Estratto del documento
%%
Quando si parla di vitamina D si intendono tutti i composti che presentano l’attività biologica del calciferolo e sono caratterizzati dall’essere dei derivati del ciclopentanoperidrofenantrene.

La primaria fonte di vitamina D è la luce solare e dovrebbe essere la prima scelta quando possibile. Fra i cibi invece il più ricco è sicuramente l’olio di fegato di merluzzo, seguito da altri oli di pesce, funghi e latticini. Ma nessuno di questi cibi consente di raggiungere un livello adeguato di vitamina D nel sangue mediante la semplice dieta, per cui è quasi sempre necessaria una integrazione fatta con supplementi di vitamina D3 (colecalciferolo).

Questa vitamina è fondamentale per l’assorbimento di calcio a livello intestinale, aiuta il riassorbimento del calcio e del fosforo a livello del tubulo contorto prossimale nei reni, è necessaria per la deposizione ossea del calcio, mentre legandosi ad uno specifico recettore regola l’espressione di molti geni.

È stato inoltre provato che la vitamina D riveste un ruolo fondamentale nella perdita di peso, sia negli adulti sia nei bambini.

Ma c’è di più: a quanto pare la vitamina D ci protegge anche dal tumore al color-retto, che è il più comune in Italia.
%%
Record di dati
%%
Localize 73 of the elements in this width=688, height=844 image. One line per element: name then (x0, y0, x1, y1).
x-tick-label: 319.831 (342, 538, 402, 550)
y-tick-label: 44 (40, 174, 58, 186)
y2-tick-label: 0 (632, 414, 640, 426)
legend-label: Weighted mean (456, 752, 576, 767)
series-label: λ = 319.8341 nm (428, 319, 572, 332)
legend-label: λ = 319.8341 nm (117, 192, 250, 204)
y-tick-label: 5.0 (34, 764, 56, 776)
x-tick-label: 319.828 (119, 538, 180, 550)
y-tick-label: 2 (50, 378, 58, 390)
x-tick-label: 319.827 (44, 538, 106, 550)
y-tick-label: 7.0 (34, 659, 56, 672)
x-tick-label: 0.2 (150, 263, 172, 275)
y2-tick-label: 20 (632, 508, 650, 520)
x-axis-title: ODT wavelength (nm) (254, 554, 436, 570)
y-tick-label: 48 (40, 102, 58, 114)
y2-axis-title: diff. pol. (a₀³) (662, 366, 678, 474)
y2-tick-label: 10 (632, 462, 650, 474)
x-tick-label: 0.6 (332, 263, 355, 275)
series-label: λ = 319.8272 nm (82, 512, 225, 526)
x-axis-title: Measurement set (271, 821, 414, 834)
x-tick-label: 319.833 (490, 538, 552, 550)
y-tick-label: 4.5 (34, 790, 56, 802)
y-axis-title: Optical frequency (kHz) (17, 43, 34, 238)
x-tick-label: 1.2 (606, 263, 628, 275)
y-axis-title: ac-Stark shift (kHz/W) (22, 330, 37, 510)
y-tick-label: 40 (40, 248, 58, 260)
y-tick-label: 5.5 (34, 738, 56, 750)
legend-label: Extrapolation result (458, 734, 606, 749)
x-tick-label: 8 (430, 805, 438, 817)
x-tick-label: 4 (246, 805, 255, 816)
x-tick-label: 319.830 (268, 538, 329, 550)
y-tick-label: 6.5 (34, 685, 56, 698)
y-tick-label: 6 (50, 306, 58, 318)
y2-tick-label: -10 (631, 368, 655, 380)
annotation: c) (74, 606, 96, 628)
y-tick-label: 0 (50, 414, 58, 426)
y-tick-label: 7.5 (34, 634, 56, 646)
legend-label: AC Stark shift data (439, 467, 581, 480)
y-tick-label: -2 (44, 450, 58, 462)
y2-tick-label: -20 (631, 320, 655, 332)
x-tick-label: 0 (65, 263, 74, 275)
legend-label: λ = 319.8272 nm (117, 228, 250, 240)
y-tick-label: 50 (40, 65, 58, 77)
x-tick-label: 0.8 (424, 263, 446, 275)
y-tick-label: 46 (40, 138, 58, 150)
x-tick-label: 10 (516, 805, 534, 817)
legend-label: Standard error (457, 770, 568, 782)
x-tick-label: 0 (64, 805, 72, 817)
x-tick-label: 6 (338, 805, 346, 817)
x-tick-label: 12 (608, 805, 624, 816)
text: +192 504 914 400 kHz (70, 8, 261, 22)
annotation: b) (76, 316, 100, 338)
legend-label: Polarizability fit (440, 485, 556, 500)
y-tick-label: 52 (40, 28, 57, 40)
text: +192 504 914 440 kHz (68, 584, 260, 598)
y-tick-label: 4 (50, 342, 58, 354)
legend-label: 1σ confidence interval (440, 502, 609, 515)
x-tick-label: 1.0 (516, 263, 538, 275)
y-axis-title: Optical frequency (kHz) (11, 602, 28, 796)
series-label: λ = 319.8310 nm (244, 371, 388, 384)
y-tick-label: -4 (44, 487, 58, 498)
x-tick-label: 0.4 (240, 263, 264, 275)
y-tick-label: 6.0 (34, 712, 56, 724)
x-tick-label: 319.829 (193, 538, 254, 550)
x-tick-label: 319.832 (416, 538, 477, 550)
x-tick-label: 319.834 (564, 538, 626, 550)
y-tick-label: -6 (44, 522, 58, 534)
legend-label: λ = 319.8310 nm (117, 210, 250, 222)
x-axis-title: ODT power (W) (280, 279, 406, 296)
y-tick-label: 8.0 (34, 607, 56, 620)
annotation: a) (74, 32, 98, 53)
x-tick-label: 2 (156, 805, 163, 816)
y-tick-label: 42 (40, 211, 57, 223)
%%
Istruzione operativa 1
Restituisci senza modifiche il brano del testo sulla vitamina D che comincia con le parole "Quando si parla" e termina con "derivati del ciclopentanoperidrofenantrene.".
Istruzione operativa 2
Secondo il testo sulla vitamina D, qual è il cibo più ricco di questa vitamina?
L'elenco proviene da una fonte diversa rispetto al testo sulla vitamina D.

Risposta scritta 1
Quando si parla di vitamina D si intendono tutti i composti che presentano l’attività biologica del calciferolo e sono caratterizzati dall’essere dei derivati del ciclopentanoperidrofenantrene.

Risposta scritta 2
L'olio di fegato di merluzzo.